Supplied records:
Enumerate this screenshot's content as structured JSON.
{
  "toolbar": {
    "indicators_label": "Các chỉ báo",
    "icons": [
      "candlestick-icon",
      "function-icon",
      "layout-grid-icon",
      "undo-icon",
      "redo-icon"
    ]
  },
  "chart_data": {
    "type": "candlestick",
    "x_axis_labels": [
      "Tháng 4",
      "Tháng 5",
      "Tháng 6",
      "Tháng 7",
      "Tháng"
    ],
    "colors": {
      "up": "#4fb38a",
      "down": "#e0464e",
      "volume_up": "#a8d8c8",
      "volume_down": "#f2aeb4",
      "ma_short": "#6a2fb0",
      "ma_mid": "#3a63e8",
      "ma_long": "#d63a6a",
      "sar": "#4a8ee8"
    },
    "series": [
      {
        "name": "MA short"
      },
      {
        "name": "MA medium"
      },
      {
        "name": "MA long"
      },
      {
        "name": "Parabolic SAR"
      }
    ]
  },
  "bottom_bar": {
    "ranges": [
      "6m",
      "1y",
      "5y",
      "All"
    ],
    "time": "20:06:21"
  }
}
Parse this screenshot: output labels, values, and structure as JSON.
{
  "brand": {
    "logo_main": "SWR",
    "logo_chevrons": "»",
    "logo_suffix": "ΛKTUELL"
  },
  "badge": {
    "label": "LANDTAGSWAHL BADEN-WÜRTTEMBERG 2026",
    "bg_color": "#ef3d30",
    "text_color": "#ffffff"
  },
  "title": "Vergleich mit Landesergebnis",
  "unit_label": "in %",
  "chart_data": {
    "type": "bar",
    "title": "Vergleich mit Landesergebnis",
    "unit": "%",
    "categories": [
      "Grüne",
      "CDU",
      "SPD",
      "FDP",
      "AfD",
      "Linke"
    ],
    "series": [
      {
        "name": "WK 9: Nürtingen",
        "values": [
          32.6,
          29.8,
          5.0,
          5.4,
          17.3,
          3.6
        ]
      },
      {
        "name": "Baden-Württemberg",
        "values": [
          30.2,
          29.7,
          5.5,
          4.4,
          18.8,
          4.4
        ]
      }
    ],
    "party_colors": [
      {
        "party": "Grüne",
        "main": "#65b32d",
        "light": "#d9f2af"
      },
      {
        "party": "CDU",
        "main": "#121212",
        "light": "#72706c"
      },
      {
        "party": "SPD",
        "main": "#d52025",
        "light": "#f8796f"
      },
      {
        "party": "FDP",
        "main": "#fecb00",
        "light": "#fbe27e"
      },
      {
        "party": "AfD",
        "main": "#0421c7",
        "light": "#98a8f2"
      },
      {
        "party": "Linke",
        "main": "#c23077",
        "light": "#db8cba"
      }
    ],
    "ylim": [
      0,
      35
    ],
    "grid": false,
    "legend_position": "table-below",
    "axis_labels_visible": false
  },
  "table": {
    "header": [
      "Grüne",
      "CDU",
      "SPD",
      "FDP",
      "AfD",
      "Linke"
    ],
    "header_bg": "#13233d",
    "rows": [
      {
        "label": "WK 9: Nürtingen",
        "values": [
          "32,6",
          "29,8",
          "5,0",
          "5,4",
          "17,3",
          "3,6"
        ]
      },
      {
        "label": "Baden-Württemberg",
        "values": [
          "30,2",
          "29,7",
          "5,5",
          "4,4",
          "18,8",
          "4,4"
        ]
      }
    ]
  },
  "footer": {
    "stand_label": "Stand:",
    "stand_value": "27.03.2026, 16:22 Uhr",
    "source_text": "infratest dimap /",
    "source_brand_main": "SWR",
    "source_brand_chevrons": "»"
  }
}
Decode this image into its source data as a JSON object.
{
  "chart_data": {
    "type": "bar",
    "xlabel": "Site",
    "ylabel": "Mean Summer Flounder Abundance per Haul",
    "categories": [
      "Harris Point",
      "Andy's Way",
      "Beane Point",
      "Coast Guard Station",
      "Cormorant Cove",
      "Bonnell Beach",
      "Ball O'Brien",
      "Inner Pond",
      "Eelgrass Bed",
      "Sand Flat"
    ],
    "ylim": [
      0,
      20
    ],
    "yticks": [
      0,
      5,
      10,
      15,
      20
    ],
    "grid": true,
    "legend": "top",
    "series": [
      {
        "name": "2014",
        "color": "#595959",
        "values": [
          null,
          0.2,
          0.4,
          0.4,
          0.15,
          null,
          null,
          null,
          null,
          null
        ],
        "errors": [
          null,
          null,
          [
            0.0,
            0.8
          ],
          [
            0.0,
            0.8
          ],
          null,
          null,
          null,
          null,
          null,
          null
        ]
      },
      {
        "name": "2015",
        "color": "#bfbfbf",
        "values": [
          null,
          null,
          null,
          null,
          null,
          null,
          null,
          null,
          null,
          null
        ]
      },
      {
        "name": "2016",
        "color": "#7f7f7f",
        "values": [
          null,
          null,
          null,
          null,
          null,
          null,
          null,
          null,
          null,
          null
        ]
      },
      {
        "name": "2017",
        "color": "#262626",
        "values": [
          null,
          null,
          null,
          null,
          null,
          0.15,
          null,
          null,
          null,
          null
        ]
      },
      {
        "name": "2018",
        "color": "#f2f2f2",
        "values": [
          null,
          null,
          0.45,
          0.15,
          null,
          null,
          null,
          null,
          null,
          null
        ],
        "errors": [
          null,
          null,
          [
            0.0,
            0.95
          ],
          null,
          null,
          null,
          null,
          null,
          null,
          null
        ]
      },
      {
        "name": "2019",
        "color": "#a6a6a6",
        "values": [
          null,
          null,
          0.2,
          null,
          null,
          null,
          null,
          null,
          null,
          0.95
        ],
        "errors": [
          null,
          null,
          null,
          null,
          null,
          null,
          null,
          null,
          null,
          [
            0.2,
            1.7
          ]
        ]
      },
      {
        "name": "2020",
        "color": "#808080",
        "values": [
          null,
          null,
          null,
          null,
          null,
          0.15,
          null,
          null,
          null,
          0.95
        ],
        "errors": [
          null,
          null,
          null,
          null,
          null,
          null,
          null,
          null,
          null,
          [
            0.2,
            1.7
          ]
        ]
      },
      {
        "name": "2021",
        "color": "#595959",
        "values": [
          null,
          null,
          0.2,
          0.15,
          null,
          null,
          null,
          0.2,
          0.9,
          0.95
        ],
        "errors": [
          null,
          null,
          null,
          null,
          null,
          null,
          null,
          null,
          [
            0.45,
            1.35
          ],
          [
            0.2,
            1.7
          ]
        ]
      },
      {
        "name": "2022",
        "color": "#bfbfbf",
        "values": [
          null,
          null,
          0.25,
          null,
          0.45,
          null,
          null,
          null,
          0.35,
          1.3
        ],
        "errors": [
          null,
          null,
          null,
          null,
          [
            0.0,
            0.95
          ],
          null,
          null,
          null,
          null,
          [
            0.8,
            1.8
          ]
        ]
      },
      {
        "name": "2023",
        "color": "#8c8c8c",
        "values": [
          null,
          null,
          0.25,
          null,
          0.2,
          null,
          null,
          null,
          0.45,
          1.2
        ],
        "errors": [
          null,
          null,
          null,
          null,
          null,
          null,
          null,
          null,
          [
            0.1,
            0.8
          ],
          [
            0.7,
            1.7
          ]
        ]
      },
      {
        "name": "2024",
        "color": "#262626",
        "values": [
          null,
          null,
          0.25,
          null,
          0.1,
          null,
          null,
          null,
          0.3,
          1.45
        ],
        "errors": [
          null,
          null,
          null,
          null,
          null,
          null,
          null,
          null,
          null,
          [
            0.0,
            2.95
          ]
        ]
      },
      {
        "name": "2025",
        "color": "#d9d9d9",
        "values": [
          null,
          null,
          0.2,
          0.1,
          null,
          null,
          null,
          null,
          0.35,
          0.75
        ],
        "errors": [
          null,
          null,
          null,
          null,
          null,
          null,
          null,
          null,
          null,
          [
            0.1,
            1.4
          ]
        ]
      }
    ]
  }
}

What you should do: All of the data must be returned exactly.

Solution below:
Enumerate this screenshot's content as structured JSON.
{
  "toolbar": {
    "indicators_label": "Các chỉ báo",
    "icons": [
      "candlestick-icon",
      "function-icon",
      "layout-grid-icon",
      "undo-icon",
      "redo-icon"
    ]
  },
  "chart_data": {
    "type": "candlestick",
    "x_axis_labels": [
      "Tháng 4",
      "Tháng 5",
      "Tháng 6",
      "Tháng 7",
      "Tháng"
    ],
    "colors": {
      "up": "#4fb38a",
      "down": "#e0464e",
      "volume_up": "#a8d8c8",
      "volume_down": "#f2aeb4",
      "ma_short": "#6a2fb0",
      "ma_mid": "#3a63e8",
      "ma_long": "#d63a6a",
      "sar": "#4a8ee8"
    },
    "series": [
      {
        "name": "MA short"
      },
      {
        "name": "MA medium"
      },
      {
        "name": "MA long"
      },
      {
        "name": "Parabolic SAR"
      }
    ]
  },
  "bottom_bar": {
    "ranges": [
      "6m",
      "1y",
      "5y",
      "All"
    ],
    "time": "20:06:21"
  }
}
Parse this screenshot: output labels, values, and structure as JSON.
{
  "brand": {
    "logo_main": "SWR",
    "logo_chevrons": "»",
    "logo_suffix": "ΛKTUELL"
  },
  "badge": {
    "label": "LANDTAGSWAHL BADEN-WÜRTTEMBERG 2026",
    "bg_color": "#ef3d30",
    "text_color": "#ffffff"
  },
  "title": "Vergleich mit Landesergebnis",
  "unit_label": "in %",
  "chart_data": {
    "type": "bar",
    "title": "Vergleich mit Landesergebnis",
    "unit": "%",
    "categories": [
      "Grüne",
      "CDU",
      "SPD",
      "FDP",
      "AfD",
      "Linke"
    ],
    "series": [
      {
        "name": "WK 9: Nürtingen",
        "values": [
          32.6,
          29.8,
          5.0,
          5.4,
          17.3,
          3.6
        ]
      },
      {
        "name": "Baden-Württemberg",
        "values": [
          30.2,
          29.7,
          5.5,
          4.4,
          18.8,
          4.4
        ]
      }
    ],
    "party_colors": [
      {
        "party": "Grüne",
        "main": "#65b32d",
        "light": "#d9f2af"
      },
      {
        "party": "CDU",
        "main": "#121212",
        "light": "#72706c"
      },
      {
        "party": "SPD",
        "main": "#d52025",
        "light": "#f8796f"
      },
      {
        "party": "FDP",
        "main": "#fecb00",
        "light": "#fbe27e"
      },
      {
        "party": "AfD",
        "main": "#0421c7",
        "light": "#98a8f2"
      },
      {
        "party": "Linke",
        "main": "#c23077",
        "light": "#db8cba"
      }
    ],
    "ylim": [
      0,
      35
    ],
    "grid": false,
    "legend_position": "table-below",
    "axis_labels_visible": false
  },
  "table": {
    "header": [
      "Grüne",
      "CDU",
      "SPD",
      "FDP",
      "AfD",
      "Linke"
    ],
    "header_bg": "#13233d",
    "rows": [
      {
        "label": "WK 9: Nürtingen",
        "values": [
          "32,6",
          "29,8",
          "5,0",
          "5,4",
          "17,3",
          "3,6"
        ]
      },
      {
        "label": "Baden-Württemberg",
        "values": [
          "30,2",
          "29,7",
          "5,5",
          "4,4",
          "18,8",
          "4,4"
        ]
      }
    ]
  },
  "footer": {
    "stand_label": "Stand:",
    "stand_value": "27.03.2026, 16:22 Uhr",
    "source_text": "infratest dimap /",
    "source_brand_main": "SWR",
    "source_brand_chevrons": "»"
  }
}
Decode this image into its source data as a JSON object.
{
  "chart_data": {
    "type": "bar",
    "xlabel": "Site",
    "ylabel": "Mean Summer Flounder Abundance per Haul",
    "categories": [
      "Harris Point",
      "Andy's Way",
      "Beane Point",
      "Coast Guard Station",
      "Cormorant Cove",
      "Bonnell Beach",
      "Ball O'Brien",
      "Inner Pond",
      "Eelgrass Bed",
      "Sand Flat"
    ],
    "ylim": [
      0,
      20
    ],
    "yticks": [
      0,
      5,
      10,
      15,
      20
    ],
    "grid": true,
    "legend": "top",
    "series": [
      {
        "name": "2014",
        "color": "#595959",
        "values": [
          null,
          0.2,
          0.4,
          0.4,
          0.15,
          null,
          null,
          null,
          null,
          null
        ],
        "errors": [
          null,
          null,
          [
            0.0,
            0.8
          ],
          [
            0.0,
            0.8
          ],
          null,
          null,
          null,
          null,
          null,
          null
        ]
      },
      {
        "name": "2015",
        "color": "#bfbfbf",
        "values": [
          null,
          null,
          null,
          null,
          null,
          null,
          null,
          null,
          null,
          null
        ]
      },
      {
        "name": "2016",
        "color": "#7f7f7f",
        "values": [
          null,
          null,
          null,
          null,
          null,
          null,
          null,
          null,
          null,
          null
        ]
      },
      {
        "name": "2017",
        "color": "#262626",
        "values": [
          null,
          null,
          null,
          null,
          null,
          0.15,
          null,
          null,
          null,
          null
        ]
      },
      {
        "name": "2018",
        "color": "#f2f2f2",
        "values": [
          null,
          null,
          0.45,
          0.15,
          null,
          null,
          null,
          null,
          null,
          null
        ],
        "errors": [
          null,
          null,
          [
            0.0,
            0.95
          ],
          null,
          null,
          null,
          null,
          null,
          null,
          null
        ]
      },
      {
        "name": "2019",
        "color": "#a6a6a6",
        "values": [
          null,
          null,
          0.2,
          null,
          null,
          null,
          null,
          null,
          null,
          0.95
        ],
        "errors": [
          null,
          null,
          null,
          null,
          null,
          null,
          null,
          null,
          null,
          [
            0.2,
            1.7
          ]
        ]
      },
      {
        "name": "2020",
        "color": "#808080",
        "values": [
          null,
          null,
          null,
          null,
          null,
          0.15,
          null,
          null,
          null,
          0.95
        ],
        "errors": [
          null,
          null,
          null,
          null,
          null,
          null,
          null,
          null,
          null,
          [
            0.2,
            1.7
          ]
        ]
      },
      {
        "name": "2021",
        "color": "#595959",
        "values": [
          null,
          null,
          0.2,
          0.15,
          null,
          null,
          null,
          0.2,
          0.9,
          0.95
        ],
        "errors": [
          null,
          null,
          null,
          null,
          null,
          null,
          null,
          null,
          [
            0.45,
            1.35
          ],
          [
            0.2,
            1.7
          ]
        ]
      },
      {
        "name": "2022",
        "color": "#bfbfbf",
        "values": [
          null,
          null,
          0.25,
          null,
          0.45,
          null,
          null,
          null,
          0.35,
          1.3
        ],
        "errors": [
          null,
          null,
          null,
          null,
          [
            0.0,
            0.95
          ],
          null,
          null,
          null,
          null,
          [
            0.8,
            1.8
          ]
        ]
      },
      {
        "name": "2023",
        "color": "#8c8c8c",
        "values": [
          null,
          null,
          0.25,
          null,
          0.2,
          null,
          null,
          null,
          0.45,
          1.2
        ],
        "errors": [
          null,
          null,
          null,
          null,
          null,
          null,
          null,
          null,
          [
            0.1,
            0.8
          ],
          [
            0.7,
            1.7
          ]
        ]
      },
      {
        "name": "2024",
        "color": "#262626",
        "values": [
          null,
          null,
          0.25,
          null,
          0.1,
          null,
          null,
          null,
          0.3,
          1.45
        ],
        "errors": [
          null,
          null,
          null,
          null,
          null,
          null,
          null,
          null,
          null,
          [
            0.0,
            2.95
          ]
        ]
      },
      {
        "name": "2025",
        "color": "#d9d9d9",
        "values": [
          null,
          null,
          0.2,
          0.1,
          null,
          null,
          null,
          null,
          0.35,
          0.75
        ],
        "errors": [
          null,
          null,
          null,
          null,
          null,
          null,
          null,
          null,
          null,
          [
            0.1,
            1.4
          ]
        ]
      }
    ]
  }
}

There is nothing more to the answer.